WORK INSTRUCTIONS
Restate the complete material exactly.

EXTRACTED INFORMATION
=======

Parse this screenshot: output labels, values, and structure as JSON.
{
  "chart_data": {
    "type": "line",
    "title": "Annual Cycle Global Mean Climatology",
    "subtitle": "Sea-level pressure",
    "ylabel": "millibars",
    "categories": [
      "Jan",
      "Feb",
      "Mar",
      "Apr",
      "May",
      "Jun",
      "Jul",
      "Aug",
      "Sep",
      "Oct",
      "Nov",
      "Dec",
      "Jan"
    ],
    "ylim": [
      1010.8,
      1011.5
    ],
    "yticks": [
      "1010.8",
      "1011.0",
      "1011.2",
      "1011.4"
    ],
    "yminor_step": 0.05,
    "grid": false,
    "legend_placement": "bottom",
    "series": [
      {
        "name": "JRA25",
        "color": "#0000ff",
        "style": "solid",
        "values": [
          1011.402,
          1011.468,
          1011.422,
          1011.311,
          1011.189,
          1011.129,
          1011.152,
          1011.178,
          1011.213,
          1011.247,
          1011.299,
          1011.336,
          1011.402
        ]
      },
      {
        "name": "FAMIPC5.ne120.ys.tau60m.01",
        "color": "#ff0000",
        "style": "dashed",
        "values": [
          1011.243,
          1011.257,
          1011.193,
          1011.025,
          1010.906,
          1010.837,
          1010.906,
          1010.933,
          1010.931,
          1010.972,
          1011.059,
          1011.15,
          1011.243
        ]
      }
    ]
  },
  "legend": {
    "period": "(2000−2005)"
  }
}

=======

FULL RESPONSE
Parse this screenshot: output labels, values, and structure as JSON.
{
  "chart_data": {
    "type": "line",
    "title": "Annual Cycle Global Mean Climatology",
    "subtitle": "Sea-level pressure",
    "ylabel": "millibars",
    "categories": [
      "Jan",
      "Feb",
      "Mar",
      "Apr",
      "May",
      "Jun",
      "Jul",
      "Aug",
      "Sep",
      "Oct",
      "Nov",
      "Dec",
      "Jan"
    ],
    "ylim": [
      1010.8,
      1011.5
    ],
    "yticks": [
      "1010.8",
      "1011.0",
      "1011.2",
      "1011.4"
    ],
    "yminor_step": 0.05,
    "grid": false,
    "legend_placement": "bottom",
    "series": [
      {
        "name": "JRA25",
        "color": "#0000ff",
        "style": "solid",
        "values": [
          1011.402,
          1011.468,
          1011.422,
          1011.311,
          1011.189,
          1011.129,
          1011.152,
          1011.178,
          1011.213,
          1011.247,
          1011.299,
          1011.336,
          1011.402
        ]
      },
      {
        "name": "FAMIPC5.ne120.ys.tau60m.01",
        "color": "#ff0000",
        "style": "dashed",
        "values": [
          1011.243,
          1011.257,
          1011.193,
          1011.025,
          1010.906,
          1010.837,
          1010.906,
          1010.933,
          1010.931,
          1010.972,
          1011.059,
          1011.15,
          1011.243
        ]
      }
    ]
  },
  "legend": {
    "period": "(2000−2005)"
  }
}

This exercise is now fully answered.